***** Recorded data *****

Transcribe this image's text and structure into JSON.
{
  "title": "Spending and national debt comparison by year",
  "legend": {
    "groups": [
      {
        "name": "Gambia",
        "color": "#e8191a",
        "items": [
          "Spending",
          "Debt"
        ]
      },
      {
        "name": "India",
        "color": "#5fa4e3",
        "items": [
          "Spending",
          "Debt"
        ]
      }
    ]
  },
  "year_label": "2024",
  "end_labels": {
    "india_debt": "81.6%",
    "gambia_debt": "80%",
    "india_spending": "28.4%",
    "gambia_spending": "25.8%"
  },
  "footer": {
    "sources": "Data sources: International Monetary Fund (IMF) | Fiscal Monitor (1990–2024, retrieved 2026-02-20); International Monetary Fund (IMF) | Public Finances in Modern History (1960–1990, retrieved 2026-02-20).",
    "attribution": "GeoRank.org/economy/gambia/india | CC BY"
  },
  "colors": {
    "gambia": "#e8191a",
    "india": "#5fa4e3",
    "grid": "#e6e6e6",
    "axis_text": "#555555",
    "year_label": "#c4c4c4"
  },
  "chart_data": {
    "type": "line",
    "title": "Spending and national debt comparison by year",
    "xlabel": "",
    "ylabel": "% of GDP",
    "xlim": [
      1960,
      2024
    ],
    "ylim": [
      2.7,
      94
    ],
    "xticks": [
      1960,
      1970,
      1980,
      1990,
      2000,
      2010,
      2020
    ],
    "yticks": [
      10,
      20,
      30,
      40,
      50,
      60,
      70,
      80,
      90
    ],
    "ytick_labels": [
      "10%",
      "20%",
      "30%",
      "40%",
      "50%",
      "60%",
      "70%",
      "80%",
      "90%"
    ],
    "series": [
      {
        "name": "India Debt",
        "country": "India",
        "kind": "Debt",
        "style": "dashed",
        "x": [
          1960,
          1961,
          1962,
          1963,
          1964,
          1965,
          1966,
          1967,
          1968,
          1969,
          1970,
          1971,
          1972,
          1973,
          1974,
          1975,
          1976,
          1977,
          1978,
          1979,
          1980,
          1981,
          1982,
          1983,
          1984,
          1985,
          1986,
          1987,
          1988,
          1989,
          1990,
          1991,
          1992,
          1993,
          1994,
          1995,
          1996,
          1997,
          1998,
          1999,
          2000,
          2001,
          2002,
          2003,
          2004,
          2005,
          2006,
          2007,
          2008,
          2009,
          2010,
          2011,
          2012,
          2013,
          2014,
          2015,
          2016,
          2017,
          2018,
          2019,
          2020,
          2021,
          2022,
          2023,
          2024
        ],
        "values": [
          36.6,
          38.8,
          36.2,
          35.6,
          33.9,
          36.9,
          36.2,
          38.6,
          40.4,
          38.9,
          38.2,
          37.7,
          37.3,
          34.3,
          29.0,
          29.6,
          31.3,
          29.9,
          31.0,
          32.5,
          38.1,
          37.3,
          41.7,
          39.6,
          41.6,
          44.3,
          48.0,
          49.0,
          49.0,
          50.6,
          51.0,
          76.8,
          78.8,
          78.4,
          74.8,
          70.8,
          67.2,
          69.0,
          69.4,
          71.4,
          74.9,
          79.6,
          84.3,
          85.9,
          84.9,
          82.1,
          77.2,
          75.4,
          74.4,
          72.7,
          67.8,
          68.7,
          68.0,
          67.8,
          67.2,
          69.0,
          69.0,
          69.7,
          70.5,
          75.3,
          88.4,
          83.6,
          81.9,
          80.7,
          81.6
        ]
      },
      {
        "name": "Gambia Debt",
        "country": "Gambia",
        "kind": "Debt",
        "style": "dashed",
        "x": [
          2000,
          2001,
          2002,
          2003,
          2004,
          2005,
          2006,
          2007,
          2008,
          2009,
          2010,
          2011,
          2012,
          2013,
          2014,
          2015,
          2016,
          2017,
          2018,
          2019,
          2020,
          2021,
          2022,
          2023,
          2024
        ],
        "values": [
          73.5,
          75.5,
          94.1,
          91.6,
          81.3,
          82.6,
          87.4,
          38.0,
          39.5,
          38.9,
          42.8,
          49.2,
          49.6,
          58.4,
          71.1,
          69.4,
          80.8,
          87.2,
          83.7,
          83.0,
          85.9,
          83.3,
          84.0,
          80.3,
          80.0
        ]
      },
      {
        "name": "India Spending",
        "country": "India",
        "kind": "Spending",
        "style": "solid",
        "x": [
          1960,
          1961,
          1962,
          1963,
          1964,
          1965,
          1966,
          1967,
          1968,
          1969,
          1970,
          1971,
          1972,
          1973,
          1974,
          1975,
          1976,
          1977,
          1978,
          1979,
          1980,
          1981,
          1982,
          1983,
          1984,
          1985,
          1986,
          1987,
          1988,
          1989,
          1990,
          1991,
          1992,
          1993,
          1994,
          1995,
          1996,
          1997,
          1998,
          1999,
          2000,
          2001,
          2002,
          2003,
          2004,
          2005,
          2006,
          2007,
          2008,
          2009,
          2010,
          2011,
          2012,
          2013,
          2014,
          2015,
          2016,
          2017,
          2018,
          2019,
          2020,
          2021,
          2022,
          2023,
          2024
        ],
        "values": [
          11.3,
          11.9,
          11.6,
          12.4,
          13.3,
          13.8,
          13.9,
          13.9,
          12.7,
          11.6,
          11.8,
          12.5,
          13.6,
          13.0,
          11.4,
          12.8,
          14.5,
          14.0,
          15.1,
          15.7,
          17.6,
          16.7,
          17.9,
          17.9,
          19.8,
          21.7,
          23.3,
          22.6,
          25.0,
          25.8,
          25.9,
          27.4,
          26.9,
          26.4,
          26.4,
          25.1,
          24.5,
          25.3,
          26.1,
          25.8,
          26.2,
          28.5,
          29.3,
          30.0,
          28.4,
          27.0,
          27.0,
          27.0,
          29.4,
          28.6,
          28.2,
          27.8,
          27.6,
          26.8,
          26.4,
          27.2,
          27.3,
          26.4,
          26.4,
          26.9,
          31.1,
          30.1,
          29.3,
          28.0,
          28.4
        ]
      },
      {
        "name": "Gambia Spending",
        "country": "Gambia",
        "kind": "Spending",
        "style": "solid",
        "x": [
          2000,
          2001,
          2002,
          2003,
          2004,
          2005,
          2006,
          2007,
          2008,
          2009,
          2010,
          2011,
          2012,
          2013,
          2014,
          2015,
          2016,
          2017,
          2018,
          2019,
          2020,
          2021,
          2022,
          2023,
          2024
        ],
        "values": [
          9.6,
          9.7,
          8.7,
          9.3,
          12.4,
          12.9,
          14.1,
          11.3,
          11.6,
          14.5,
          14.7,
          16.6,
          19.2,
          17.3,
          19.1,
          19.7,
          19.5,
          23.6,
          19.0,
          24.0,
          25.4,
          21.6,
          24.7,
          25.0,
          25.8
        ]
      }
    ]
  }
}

*****

**What is required:**
All of the entries above must be quoted exactly.

**Result:**
Transcribe this image's text and structure into JSON.
{
  "title": "Spending and national debt comparison by year",
  "legend": {
    "groups": [
      {
        "name": "Gambia",
        "color": "#e8191a",
        "items": [
          "Spending",
          "Debt"
        ]
      },
      {
        "name": "India",
        "color": "#5fa4e3",
        "items": [
          "Spending",
          "Debt"
        ]
      }
    ]
  },
  "year_label": "2024",
  "end_labels": {
    "india_debt": "81.6%",
    "gambia_debt": "80%",
    "india_spending": "28.4%",
    "gambia_spending": "25.8%"
  },
  "footer": {
    "sources": "Data sources: International Monetary Fund (IMF) | Fiscal Monitor (1990–2024, retrieved 2026-02-20); International Monetary Fund (IMF) | Public Finances in Modern History (1960–1990, retrieved 2026-02-20).",
    "attribution": "GeoRank.org/economy/gambia/india | CC BY"
  },
  "colors": {
    "gambia": "#e8191a",
    "india": "#5fa4e3",
    "grid": "#e6e6e6",
    "axis_text": "#555555",
    "year_label": "#c4c4c4"
  },
  "chart_data": {
    "type": "line",
    "title": "Spending and national debt comparison by year",
    "xlabel": "",
    "ylabel": "% of GDP",
    "xlim": [
      1960,
      2024
    ],
    "ylim": [
      2.7,
      94
    ],
    "xticks": [
      1960,
      1970,
      1980,
      1990,
      2000,
      2010,
      2020
    ],
    "yticks": [
      10,
      20,
      30,
      40,
      50,
      60,
      70,
      80,
      90
    ],
    "ytick_labels": [
      "10%",
      "20%",
      "30%",
      "40%",
      "50%",
      "60%",
      "70%",
      "80%",
      "90%"
    ],
    "series": [
      {
        "name": "India Debt",
        "country": "India",
        "kind": "Debt",
        "style": "dashed",
        "x": [
          1960,
          1961,
          1962,
          1963,
          1964,
          1965,
          1966,
          1967,
          1968,
          1969,
          1970,
          1971,
          1972,
          1973,
          1974,
          1975,
          1976,
          1977,
          1978,
          1979,
          1980,
          1981,
          1982,
          1983,
          1984,
          1985,
          1986,
          1987,
          1988,
          1989,
          1990,
          1991,
          1992,
          1993,
          1994,
          1995,
          1996,
          1997,
          1998,
          1999,
          2000,
          2001,
          2002,
          2003,
          2004,
          2005,
          2006,
          2007,
          2008,
          2009,
          2010,
          2011,
          2012,
          2013,
          2014,
          2015,
          2016,
          2017,
          2018,
          2019,
          2020,
          2021,
          2022,
          2023,
          2024
        ],
        "values": [
          36.6,
          38.8,
          36.2,
          35.6,
          33.9,
          36.9,
          36.2,
          38.6,
          40.4,
          38.9,
          38.2,
          37.7,
          37.3,
          34.3,
          29.0,
          29.6,
          31.3,
          29.9,
          31.0,
          32.5,
          38.1,
          37.3,
          41.7,
          39.6,
          41.6,
          44.3,
          48.0,
          49.0,
          49.0,
          50.6,
          51.0,
          76.8,
          78.8,
          78.4,
          74.8,
          70.8,
          67.2,
          69.0,
          69.4,
          71.4,
          74.9,
          79.6,
          84.3,
          85.9,
          84.9,
          82.1,
          77.2,
          75.4,
          74.4,
          72.7,
          67.8,
          68.7,
          68.0,
          67.8,
          67.2,
          69.0,
          69.0,
          69.7,
          70.5,
          75.3,
          88.4,
          83.6,
          81.9,
          80.7,
          81.6
        ]
      },
      {
        "name": "Gambia Debt",
        "country": "Gambia",
        "kind": "Debt",
        "style": "dashed",
        "x": [
          2000,
          2001,
          2002,
          2003,
          2004,
          2005,
          2006,
          2007,
          2008,
          2009,
          2010,
          2011,
          2012,
          2013,
          2014,
          2015,
          2016,
          2017,
          2018,
          2019,
          2020,
          2021,
          2022,
          2023,
          2024
        ],
        "values": [
          73.5,
          75.5,
          94.1,
          91.6,
          81.3,
          82.6,
          87.4,
          38.0,
          39.5,
          38.9,
          42.8,
          49.2,
          49.6,
          58.4,
          71.1,
          69.4,
          80.8,
          87.2,
          83.7,
          83.0,
          85.9,
          83.3,
          84.0,
          80.3,
          80.0
        ]
      },
      {
        "name": "India Spending",
        "country": "India",
        "kind": "Spending",
        "style": "solid",
        "x": [
          1960,
          1961,
          1962,
          1963,
          1964,
          1965,
          1966,
          1967,
          1968,
          1969,
          1970,
          1971,
          1972,
          1973,
          1974,
          1975,
          1976,
          1977,
          1978,
          1979,
          1980,
          1981,
          1982,
          1983,
          1984,
          1985,
          1986,
          1987,
          1988,
          1989,
          1990,
          1991,
          1992,
          1993,
          1994,
          1995,
          1996,
          1997,
          1998,
          1999,
          2000,
          2001,
          2002,
          2003,
          2004,
          2005,
          2006,
          2007,
          2008,
          2009,
          2010,
          2011,
          2012,
          2013,
          2014,
          2015,
          2016,
          2017,
          2018,
          2019,
          2020,
          2021,
          2022,
          2023,
          2024
        ],
        "values": [
          11.3,
          11.9,
          11.6,
          12.4,
          13.3,
          13.8,
          13.9,
          13.9,
          12.7,
          11.6,
          11.8,
          12.5,
          13.6,
          13.0,
          11.4,
          12.8,
          14.5,
          14.0,
          15.1,
          15.7,
          17.6,
          16.7,
          17.9,
          17.9,
          19.8,
          21.7,
          23.3,
          22.6,
          25.0,
          25.8,
          25.9,
          27.4,
          26.9,
          26.4,
          26.4,
          25.1,
          24.5,
          25.3,
          26.1,
          25.8,
          26.2,
          28.5,
          29.3,
          30.0,
          28.4,
          27.0,
          27.0,
          27.0,
          29.4,
          28.6,
          28.2,
          27.8,
          27.6,
          26.8,
          26.4,
          27.2,
          27.3,
          26.4,
          26.4,
          26.9,
          31.1,
          30.1,
          29.3,
          28.0,
          28.4
        ]
      },
      {
        "name": "Gambia Spending",
        "country": "Gambia",
        "kind": "Spending",
        "style": "solid",
        "x": [
          2000,
          2001,
          2002,
          2003,
          2004,
          2005,
          2006,
          2007,
          2008,
          2009,
          2010,
          2011,
          2012,
          2013,
          2014,
          2015,
          2016,
          2017,
          2018,
          2019,
          2020,
          2021,
          2022,
          2023,
          2024
        ],
        "values": [
          9.6,
          9.7,
          8.7,
          9.3,
          12.4,
          12.9,
          14.1,
          11.3,
          11.6,
          14.5,
          14.7,
          16.6,
          19.2,
          17.3,
          19.1,
          19.7,
          19.5,
          23.6,
          19.0,
          24.0,
          25.4,
          21.6,
          24.7,
          25.0,
          25.8
        ]
      }
    ]
  }
}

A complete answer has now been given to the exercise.